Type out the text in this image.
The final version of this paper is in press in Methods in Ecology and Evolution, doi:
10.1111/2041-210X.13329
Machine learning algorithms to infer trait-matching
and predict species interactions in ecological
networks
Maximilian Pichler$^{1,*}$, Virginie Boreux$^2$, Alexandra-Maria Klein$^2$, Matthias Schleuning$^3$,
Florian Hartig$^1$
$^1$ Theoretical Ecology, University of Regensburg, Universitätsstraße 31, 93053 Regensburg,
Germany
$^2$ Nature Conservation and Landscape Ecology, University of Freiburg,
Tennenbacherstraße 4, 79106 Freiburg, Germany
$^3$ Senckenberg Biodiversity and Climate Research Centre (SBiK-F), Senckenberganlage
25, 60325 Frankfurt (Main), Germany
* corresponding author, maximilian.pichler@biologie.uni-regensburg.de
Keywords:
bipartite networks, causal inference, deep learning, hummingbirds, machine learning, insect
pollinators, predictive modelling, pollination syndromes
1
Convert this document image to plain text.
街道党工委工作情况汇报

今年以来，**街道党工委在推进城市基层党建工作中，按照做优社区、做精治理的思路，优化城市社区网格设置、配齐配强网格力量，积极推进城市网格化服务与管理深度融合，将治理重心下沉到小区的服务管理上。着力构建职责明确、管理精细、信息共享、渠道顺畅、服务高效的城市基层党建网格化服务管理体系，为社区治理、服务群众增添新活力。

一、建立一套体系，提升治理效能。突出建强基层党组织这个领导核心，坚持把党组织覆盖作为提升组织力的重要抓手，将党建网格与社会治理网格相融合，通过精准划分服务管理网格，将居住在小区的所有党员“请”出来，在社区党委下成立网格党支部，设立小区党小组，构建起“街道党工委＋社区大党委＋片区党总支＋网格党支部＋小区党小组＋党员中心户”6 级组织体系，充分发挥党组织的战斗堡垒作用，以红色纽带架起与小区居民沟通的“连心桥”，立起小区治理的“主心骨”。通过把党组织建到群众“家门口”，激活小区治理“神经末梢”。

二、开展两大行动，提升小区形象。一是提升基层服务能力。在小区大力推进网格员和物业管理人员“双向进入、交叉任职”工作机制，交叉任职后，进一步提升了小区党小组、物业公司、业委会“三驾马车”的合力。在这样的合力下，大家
....
### Task details
Find the word "Ecology" in the material, then list each line that holds it.

### Answer
The final version of this paper is in press in Methods in Ecology and Evolution, doi:
$^1$ Theoretical Ecology, University of Regensburg, Universitätsstraße 31, 93053 Regensburg,
$^2$ Nature Conservation and Landscape Ecology, University of Freiburg,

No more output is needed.